Begin

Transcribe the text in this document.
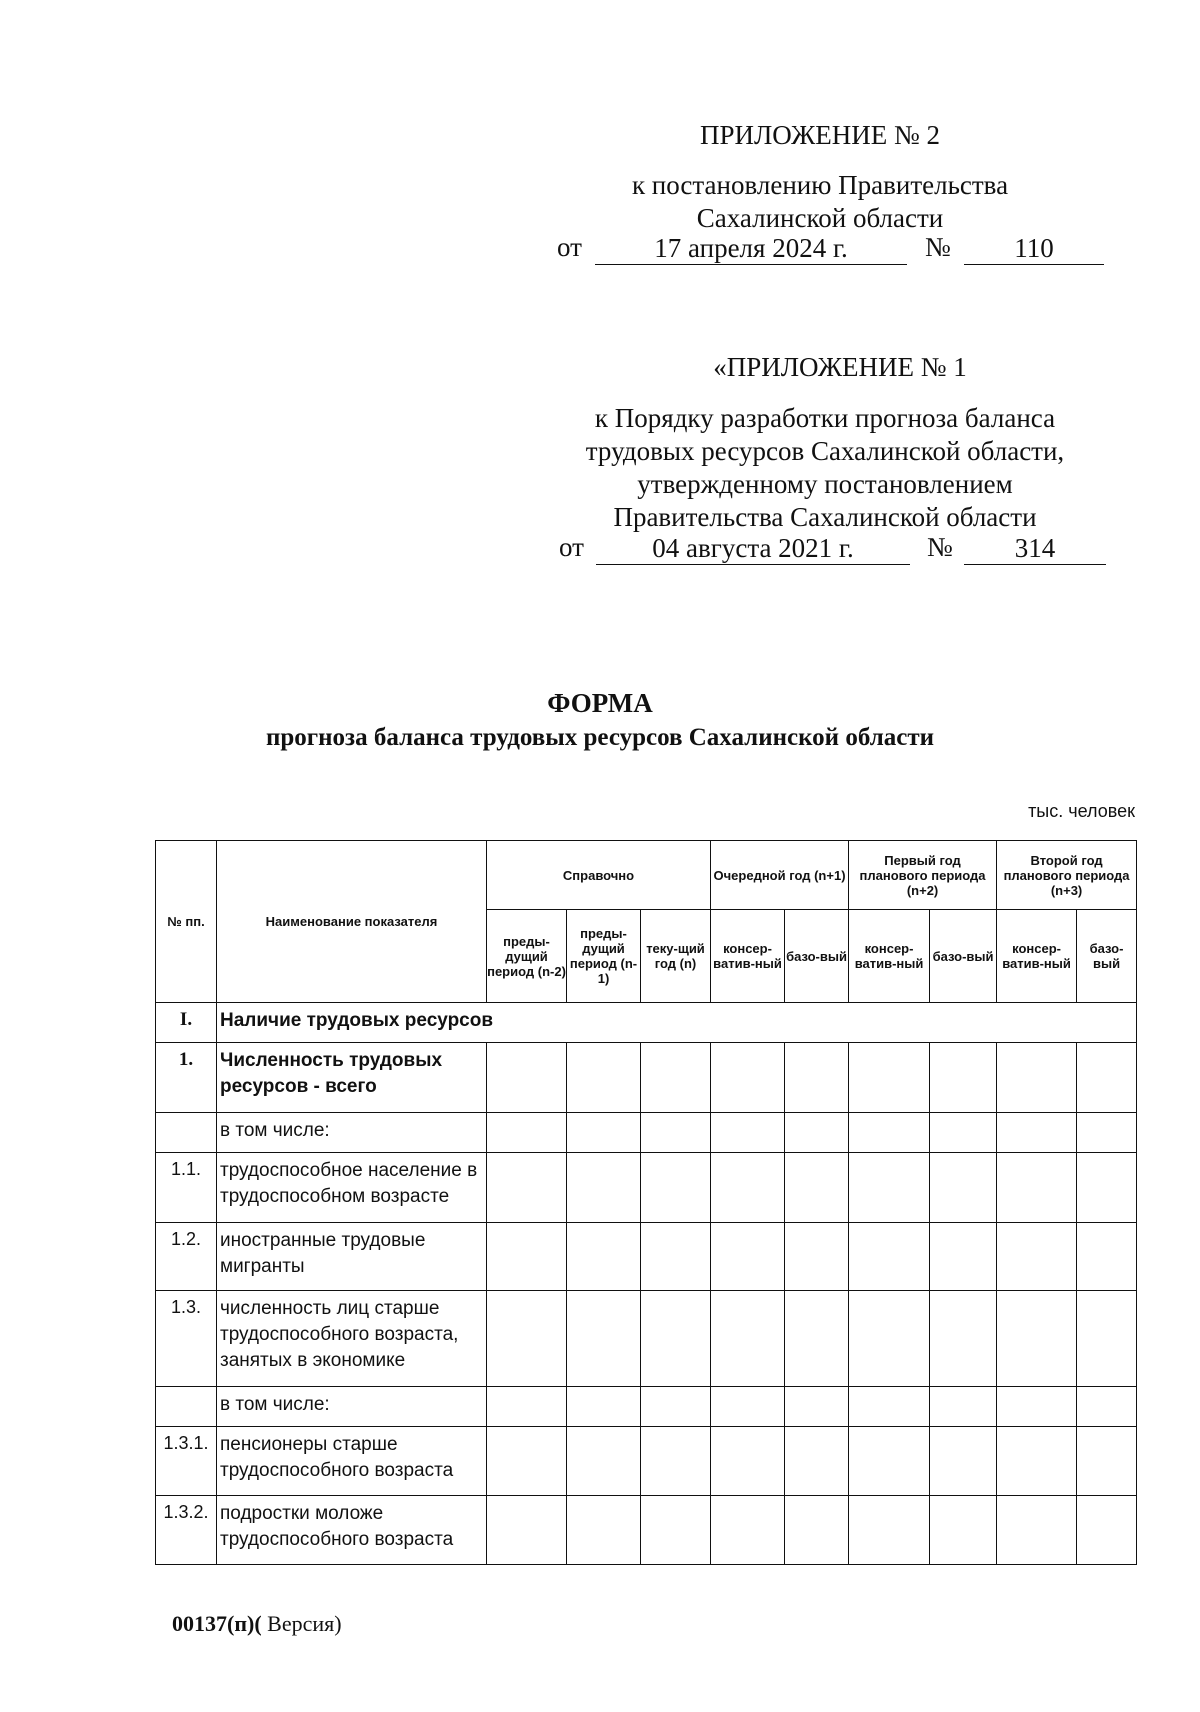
ПРИЛОЖЕНИЕ № 2
к постановлению Правительства
Сахалинской области
от	17 апреля 2024 г.	№	110
«ПРИЛОЖЕНИЕ № 1
к Порядку разработки прогноза баланса
трудовых ресурсов Сахалинской области,
утвержденному постановлением
Правительства Сахалинской области
от	04 августа 2021 г.	№	314
ФОРМА
прогноза баланса трудовых ресурсов Сахалинской области
тыс. человек
№ пп.	Наименование показателя	Справочно			Очередной год (n+1)		Первый год планового периода (n+2)		Второй год планового периода (n+3)	
		преды-дущий период (n-2)	преды-дущий период (n-1)	теку-щий год (n)	консер-ватив-ный	базо-вый	консер-ватив-ный	базо-вый	консер-ватив-ный	базо-вый
I.	Наличие трудовых ресурсов									
1.	Численность трудовых ресурсов - всего									
	в том числе:									
1.1.	трудоспособное население в трудоспособном возрасте									
1.2.	иностранные трудовые мигранты									
1.3.	численность лиц старше трудоспособного возраста, занятых в экономике									
	в том числе:									
1.3.1.	пенсионеры старше трудоспособного возраста									
1.3.2.	подростки моложе трудоспособного возраста									
00137(п)( Версия)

End

**WHAT YOU WILL DO:** Which lines above contain "баланса"? Show each of them.

**REPLY TO THE TASK:**
к Порядку разработки прогноза баланса
прогноза баланса трудовых ресурсов Сахалинской области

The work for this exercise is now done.